* **Description of the task**: Where a line contains the word "bude", copy that line in full.

* **Supplied records**:

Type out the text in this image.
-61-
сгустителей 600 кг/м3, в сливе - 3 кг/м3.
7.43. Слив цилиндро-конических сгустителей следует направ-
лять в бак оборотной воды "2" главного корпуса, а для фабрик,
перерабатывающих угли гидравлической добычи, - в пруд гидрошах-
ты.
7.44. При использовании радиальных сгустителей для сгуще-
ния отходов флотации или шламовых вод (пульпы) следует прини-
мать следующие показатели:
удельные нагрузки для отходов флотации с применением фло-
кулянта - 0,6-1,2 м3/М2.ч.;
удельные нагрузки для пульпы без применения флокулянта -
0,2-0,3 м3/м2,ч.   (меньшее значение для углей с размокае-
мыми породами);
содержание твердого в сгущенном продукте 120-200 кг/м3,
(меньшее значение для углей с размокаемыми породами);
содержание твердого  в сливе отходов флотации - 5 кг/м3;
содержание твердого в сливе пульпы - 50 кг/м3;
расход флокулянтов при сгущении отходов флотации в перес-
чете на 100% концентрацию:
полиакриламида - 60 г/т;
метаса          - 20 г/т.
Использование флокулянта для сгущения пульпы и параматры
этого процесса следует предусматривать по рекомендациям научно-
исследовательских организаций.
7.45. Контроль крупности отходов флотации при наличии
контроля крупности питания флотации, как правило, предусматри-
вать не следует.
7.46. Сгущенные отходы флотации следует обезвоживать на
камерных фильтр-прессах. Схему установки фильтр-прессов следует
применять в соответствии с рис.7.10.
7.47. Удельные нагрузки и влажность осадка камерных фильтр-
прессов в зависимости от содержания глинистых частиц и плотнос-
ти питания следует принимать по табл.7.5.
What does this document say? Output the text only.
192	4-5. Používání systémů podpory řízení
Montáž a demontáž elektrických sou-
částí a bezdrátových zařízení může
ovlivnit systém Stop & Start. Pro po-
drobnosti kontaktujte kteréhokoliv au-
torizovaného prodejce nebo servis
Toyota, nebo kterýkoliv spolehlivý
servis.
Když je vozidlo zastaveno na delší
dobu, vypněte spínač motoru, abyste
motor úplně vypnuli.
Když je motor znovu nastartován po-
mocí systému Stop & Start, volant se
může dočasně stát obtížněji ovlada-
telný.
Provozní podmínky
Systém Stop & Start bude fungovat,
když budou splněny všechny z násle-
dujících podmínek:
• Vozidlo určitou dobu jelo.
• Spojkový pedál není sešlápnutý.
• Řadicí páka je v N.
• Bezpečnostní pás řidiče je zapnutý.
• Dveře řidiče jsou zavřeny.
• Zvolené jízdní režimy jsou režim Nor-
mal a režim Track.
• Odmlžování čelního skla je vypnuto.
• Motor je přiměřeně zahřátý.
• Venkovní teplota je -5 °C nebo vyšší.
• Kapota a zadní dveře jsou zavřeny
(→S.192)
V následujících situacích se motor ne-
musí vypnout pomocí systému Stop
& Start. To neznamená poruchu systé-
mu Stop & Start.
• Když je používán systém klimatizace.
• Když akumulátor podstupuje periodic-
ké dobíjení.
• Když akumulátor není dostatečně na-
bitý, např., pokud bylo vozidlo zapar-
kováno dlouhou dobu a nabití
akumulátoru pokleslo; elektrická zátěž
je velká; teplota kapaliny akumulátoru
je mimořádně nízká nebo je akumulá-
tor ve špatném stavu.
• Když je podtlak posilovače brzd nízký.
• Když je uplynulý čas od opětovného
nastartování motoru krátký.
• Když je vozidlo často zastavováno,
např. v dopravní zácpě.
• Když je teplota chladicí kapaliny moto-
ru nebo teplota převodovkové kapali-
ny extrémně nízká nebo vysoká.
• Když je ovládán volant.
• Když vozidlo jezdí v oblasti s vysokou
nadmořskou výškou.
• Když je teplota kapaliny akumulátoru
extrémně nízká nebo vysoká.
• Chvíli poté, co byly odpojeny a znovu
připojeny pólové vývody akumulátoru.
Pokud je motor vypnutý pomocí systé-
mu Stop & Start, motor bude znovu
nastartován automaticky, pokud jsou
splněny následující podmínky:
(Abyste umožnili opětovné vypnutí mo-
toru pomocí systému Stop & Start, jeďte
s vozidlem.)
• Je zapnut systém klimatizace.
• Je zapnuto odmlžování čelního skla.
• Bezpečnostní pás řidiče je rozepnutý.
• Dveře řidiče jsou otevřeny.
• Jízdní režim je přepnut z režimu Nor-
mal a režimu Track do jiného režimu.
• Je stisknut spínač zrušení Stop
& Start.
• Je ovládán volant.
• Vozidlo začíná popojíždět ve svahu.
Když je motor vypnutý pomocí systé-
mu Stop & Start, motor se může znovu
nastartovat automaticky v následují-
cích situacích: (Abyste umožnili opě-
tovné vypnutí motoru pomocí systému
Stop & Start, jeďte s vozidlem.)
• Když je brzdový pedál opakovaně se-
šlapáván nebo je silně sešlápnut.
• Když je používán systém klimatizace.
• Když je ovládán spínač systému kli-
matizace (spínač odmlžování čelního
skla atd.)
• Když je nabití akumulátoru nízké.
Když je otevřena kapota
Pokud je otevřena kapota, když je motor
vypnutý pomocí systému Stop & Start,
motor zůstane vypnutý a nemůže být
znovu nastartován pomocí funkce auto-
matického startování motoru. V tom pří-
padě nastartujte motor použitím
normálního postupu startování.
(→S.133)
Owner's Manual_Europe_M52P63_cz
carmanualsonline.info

* **Correct answer**:
Systém Stop & Start bude fungovat,
mu Stop & Start, motor bude znovu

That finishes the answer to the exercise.